**Given exercise**: Copy out verbatim the lines of the listing below, starting at the line that contains "130, 2445, 614]" and ending at the line that contains "1331, 852, 1353]", with both of those lines included.

▼

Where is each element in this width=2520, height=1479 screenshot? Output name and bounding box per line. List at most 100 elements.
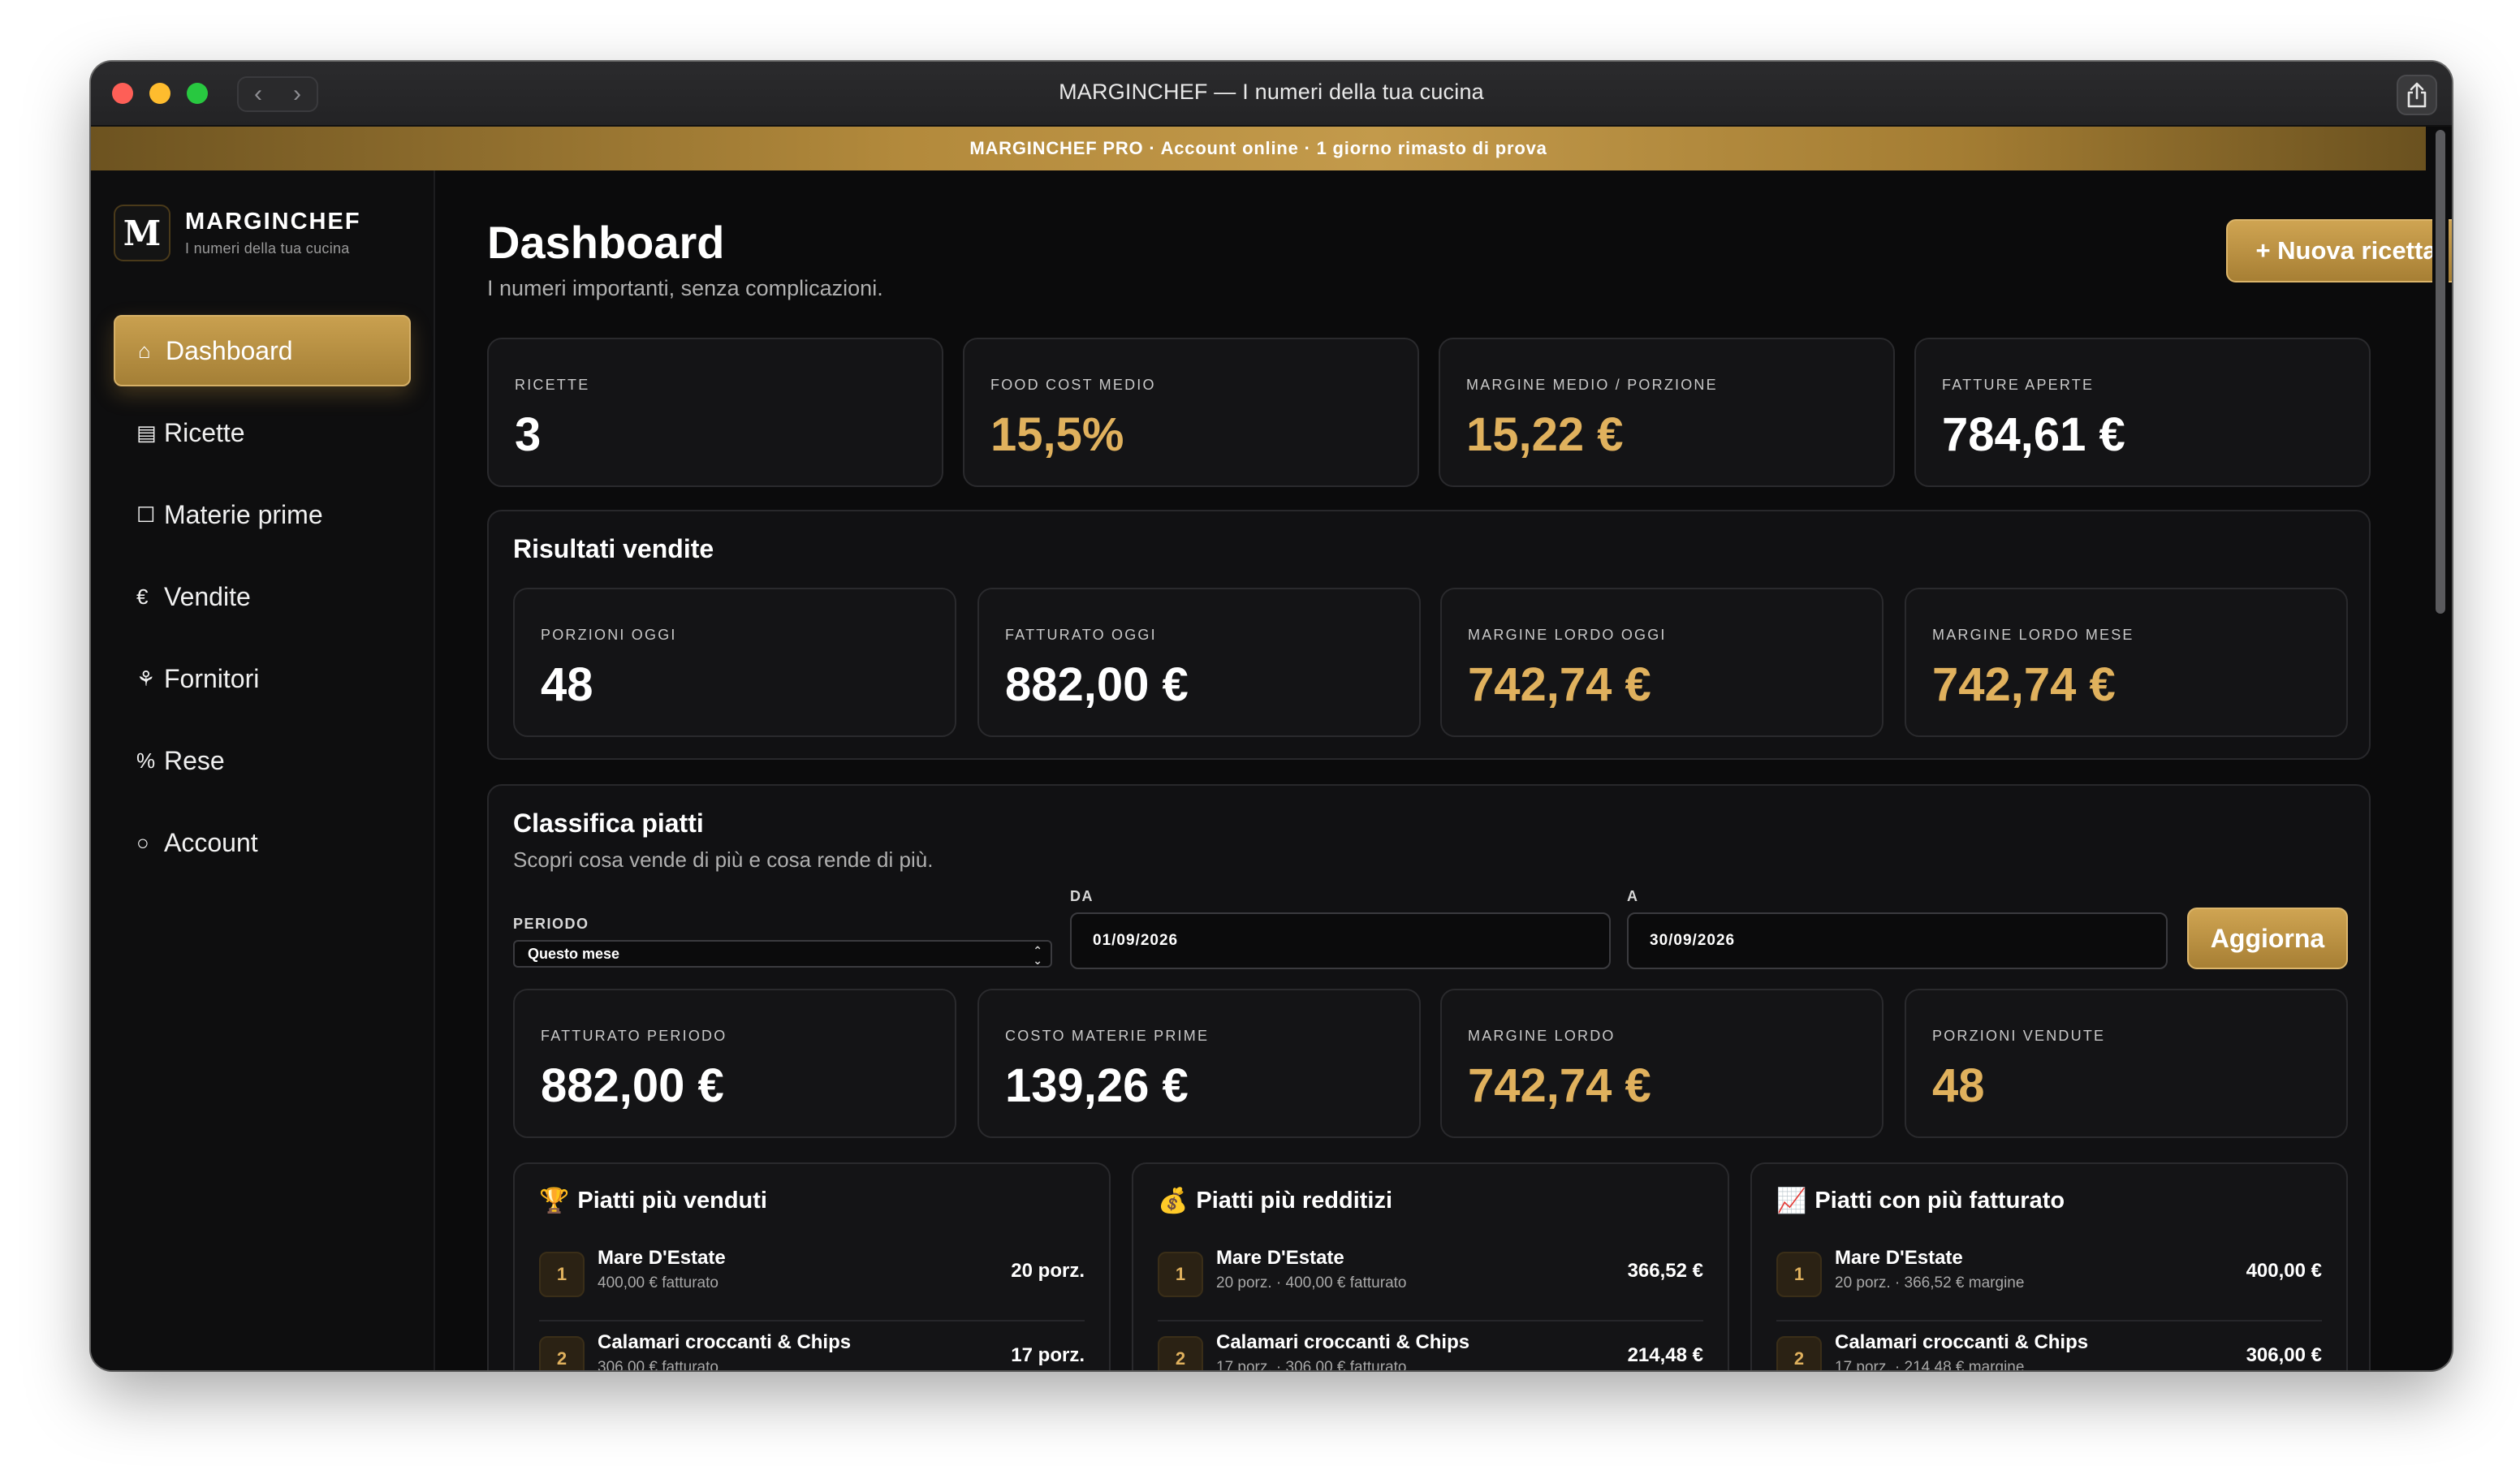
scrollbar-thumb[interactable]	[2436, 130, 2445, 614]
supplier-icon: ⚘	[136, 666, 156, 691]
sidebar-item-account[interactable]: ○ Account	[114, 807, 411, 878]
from-date-input[interactable]: 01/09/2026	[1070, 912, 1611, 969]
sidebar-item-label: Vendite	[164, 581, 251, 611]
sidebar-item-materie-prime[interactable]: ☐ Materie prime	[114, 479, 411, 550]
account-circle-icon: ○	[136, 830, 149, 855]
stat-value: 784,61 €	[1942, 408, 2125, 461]
share-button[interactable]	[2397, 75, 2437, 115]
dish-value: 17 porz.	[1011, 1344, 1085, 1366]
dish-meta: 20 porz. · 400,00 € fatturato	[1216, 1274, 1407, 1291]
list-item[interactable]: 1 Mare D'Estate 20 porz. · 366,52 € marg…	[1776, 1237, 2322, 1318]
most-revenue-list: 📈 Piatti con più fatturato 1 Mare D'Esta…	[1750, 1162, 2348, 1370]
sidebar-item-label: Rese	[164, 745, 225, 775]
stat-label: PORZIONI VENDUTE	[1932, 1028, 2106, 1044]
sidebar-item-label: Ricette	[164, 417, 245, 447]
new-recipe-button[interactable]: + Nuova ricetta	[2226, 219, 2452, 282]
stat-card-margine-lordo-mese: MARGINE LORDO MESE 742,74 €	[1905, 588, 2348, 737]
list-item[interactable]: 2 Calamari croccanti & Chips 17 porz. · …	[1158, 1320, 1703, 1370]
back-arrow-icon[interactable]: ‹	[254, 80, 262, 107]
dish-meta: 17 porz. · 306,00 € fatturato	[1216, 1359, 1407, 1370]
dish-meta: 17 porz. · 214,48 € margine	[1835, 1359, 2025, 1370]
box-icon: ☐	[136, 502, 156, 527]
period-select[interactable]: Questo mese ⌃ ⌄	[513, 940, 1052, 968]
dish-name: Calamari croccanti & Chips	[598, 1331, 852, 1353]
recipe-book-icon: ▤	[136, 420, 157, 445]
money-bag-icon: 💰	[1158, 1188, 1189, 1214]
stat-card-fatture-aperte: FATTURE APERTE 784,61 €	[1914, 338, 2371, 487]
stat-label: MARGINE LORDO MESE	[1932, 627, 2134, 643]
brand-logo: M	[114, 205, 170, 261]
most-profitable-list: 💰 Piatti più redditizi 1 Mare D'Estate 2…	[1132, 1162, 1729, 1370]
list-title: 🏆 Piatti più venduti	[539, 1187, 767, 1215]
stat-value: 742,74 €	[1468, 1059, 1651, 1112]
dish-name: Calamari croccanti & Chips	[1835, 1331, 2089, 1353]
sidebar: M MARGINCHEF I numeri della tua cucina ⌂…	[91, 170, 435, 1370]
stat-value: 882,00 €	[541, 1059, 724, 1112]
euro-icon: €	[136, 584, 149, 609]
most-sold-list: 🏆 Piatti più venduti 1 Mare D'Estate 400…	[513, 1162, 1111, 1370]
refresh-button[interactable]: Aggiorna	[2187, 908, 2348, 969]
sidebar-item-dashboard[interactable]: ⌂ Dashboard	[114, 315, 411, 386]
zoom-window-button[interactable]	[187, 83, 208, 104]
stat-label: FATTURATO PERIODO	[541, 1028, 727, 1044]
forward-arrow-icon[interactable]: ›	[293, 80, 301, 107]
stat-card-fatturato-oggi: FATTURATO OGGI 882,00 €	[977, 588, 1421, 737]
stat-value: 15,5%	[990, 408, 1124, 461]
sidebar-item-ricette[interactable]: ▤ Ricette	[114, 397, 411, 468]
main-scrollbar[interactable]	[2432, 130, 2449, 1364]
main-content: Dashboard I numeri importanti, senza com…	[435, 170, 2452, 1370]
list-item[interactable]: 2 Calamari croccanti & Chips 17 porz. · …	[1776, 1320, 2322, 1370]
dish-name: Calamari croccanti & Chips	[1216, 1331, 1470, 1353]
stat-value: 882,00 €	[1005, 658, 1189, 711]
dish-name: Mare D'Estate	[1835, 1247, 1963, 1269]
list-item[interactable]: 1 Mare D'Estate 400,00 € fatturato 20 po…	[539, 1237, 1085, 1318]
stat-card-fatturato-periodo: FATTURATO PERIODO 882,00 €	[513, 989, 956, 1138]
stat-card-margine-lordo-oggi: MARGINE LORDO OGGI 742,74 €	[1440, 588, 1884, 737]
panel-title: Risultati vendite	[513, 534, 714, 563]
history-nav: ‹ ›	[237, 76, 318, 112]
stat-value: 139,26 €	[1005, 1059, 1189, 1112]
stat-label: MARGINE MEDIO / PORZIONE	[1466, 377, 1718, 393]
stat-value: 15,22 €	[1466, 408, 1624, 461]
dish-value: 306,00 €	[2246, 1344, 2322, 1366]
percent-icon: %	[136, 748, 156, 773]
sidebar-item-vendite[interactable]: € Vendite	[114, 561, 411, 632]
close-window-button[interactable]	[112, 83, 133, 104]
rank-badge: 1	[1158, 1252, 1203, 1297]
rank-badge: 1	[539, 1252, 585, 1297]
list-item[interactable]: 2 Calamari croccanti & Chips 306,00 € fa…	[539, 1320, 1085, 1370]
dish-value: 20 porz.	[1011, 1260, 1085, 1282]
title-bar: ‹ › MARGINCHEF — I numeri della tua cuci…	[91, 62, 2452, 127]
stat-value: 48	[541, 658, 593, 711]
panel-title: Classifica piatti	[513, 808, 704, 838]
dish-value: 400,00 €	[2246, 1260, 2322, 1282]
stat-label: MARGINE LORDO	[1468, 1028, 1616, 1044]
rank-badge: 2	[1158, 1336, 1203, 1370]
rank-badge: 2	[1776, 1336, 1822, 1370]
sidebar-item-rese[interactable]: % Rese	[114, 725, 411, 796]
brand-name: MARGINCHEF	[185, 209, 361, 235]
brand: M MARGINCHEF I numeri della tua cucina	[114, 205, 361, 261]
stat-card-porzioni-oggi: PORZIONI OGGI 48	[513, 588, 956, 737]
brand-tagline: I numeri della tua cucina	[185, 240, 350, 257]
minimize-window-button[interactable]	[149, 83, 170, 104]
sidebar-item-fornitori[interactable]: ⚘ Fornitori	[114, 643, 411, 714]
page-subtitle: I numeri importanti, senza complicazioni…	[487, 276, 883, 300]
to-date-input[interactable]: 30/09/2026	[1627, 912, 2168, 969]
dish-value: 214,48 €	[1627, 1344, 1703, 1366]
app-window: ‹ › MARGINCHEF — I numeri della tua cuci…	[91, 62, 2452, 1370]
stat-label: RICETTE	[515, 377, 590, 393]
dish-meta: 306,00 € fatturato	[598, 1359, 718, 1370]
rank-badge: 1	[1776, 1252, 1822, 1297]
list-title: 💰 Piatti più redditizi	[1158, 1187, 1392, 1215]
stat-card-food-cost: FOOD COST MEDIO 15,5%	[963, 338, 1419, 487]
list-item[interactable]: 1 Mare D'Estate 20 porz. · 400,00 € fatt…	[1158, 1237, 1703, 1318]
list-title-text: Piatti con più fatturato	[1814, 1188, 2065, 1214]
sidebar-item-label: Materie prime	[164, 499, 323, 529]
sidebar-item-label: Dashboard	[166, 335, 293, 365]
pro-trial-banner: MARGINCHEF PRO · Account online · 1 gior…	[91, 127, 2426, 170]
sidebar-item-label: Account	[164, 827, 258, 857]
list-title-text: Piatti più venduti	[577, 1188, 767, 1214]
stat-value: 48	[1932, 1059, 1985, 1112]
list-title: 📈 Piatti con più fatturato	[1776, 1187, 2065, 1215]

▲

**Answer to this exercise**:
scrollbar-thumb[interactable]	[2436, 130, 2445, 614]
supplier-icon: ⚘	[136, 666, 156, 691]
sidebar-item-account[interactable]: ○ Account	[114, 807, 411, 878]
from-date-input[interactable]: 01/09/2026	[1070, 912, 1611, 969]
sidebar-item-label: Vendite	[164, 581, 251, 611]
sidebar-item-materie-prime[interactable]: ☐ Materie prime	[114, 479, 411, 550]
account-circle-icon: ○	[136, 830, 149, 855]
stat-value: 784,61 €	[1942, 408, 2125, 461]
share-button[interactable]	[2397, 75, 2437, 115]
dish-value: 17 porz.	[1011, 1344, 1085, 1366]
dish-meta: 20 porz. · 400,00 € fatturato	[1216, 1274, 1407, 1291]
list-item[interactable]: 1 Mare D'Estate 20 porz. · 366,52 € marg…	[1776, 1237, 2322, 1318]
most-revenue-list: 📈 Piatti con più fatturato 1 Mare D'Esta…	[1750, 1162, 2348, 1370]
sidebar-item-label: Rese	[164, 745, 225, 775]
stat-label: PORZIONI VENDUTE	[1932, 1028, 2106, 1044]
sidebar-item-label: Ricette	[164, 417, 245, 447]
new-recipe-button[interactable]: + Nuova ricetta	[2226, 219, 2452, 282]
stat-card-margine-lordo-mese: MARGINE LORDO MESE 742,74 €	[1905, 588, 2348, 737]
list-item[interactable]: 2 Calamari croccanti & Chips 17 porz. · …	[1158, 1320, 1703, 1370]
back-arrow-icon[interactable]: ‹	[254, 80, 262, 107]
dish-meta: 17 porz. · 306,00 € fatturato	[1216, 1359, 1407, 1370]
dish-meta: 17 porz. · 214,48 € margine	[1835, 1359, 2025, 1370]
box-icon: ☐	[136, 502, 156, 527]
period-select[interactable]: Questo mese ⌃ ⌄	[513, 940, 1052, 968]
dish-name: Calamari croccanti & Chips	[598, 1331, 852, 1353]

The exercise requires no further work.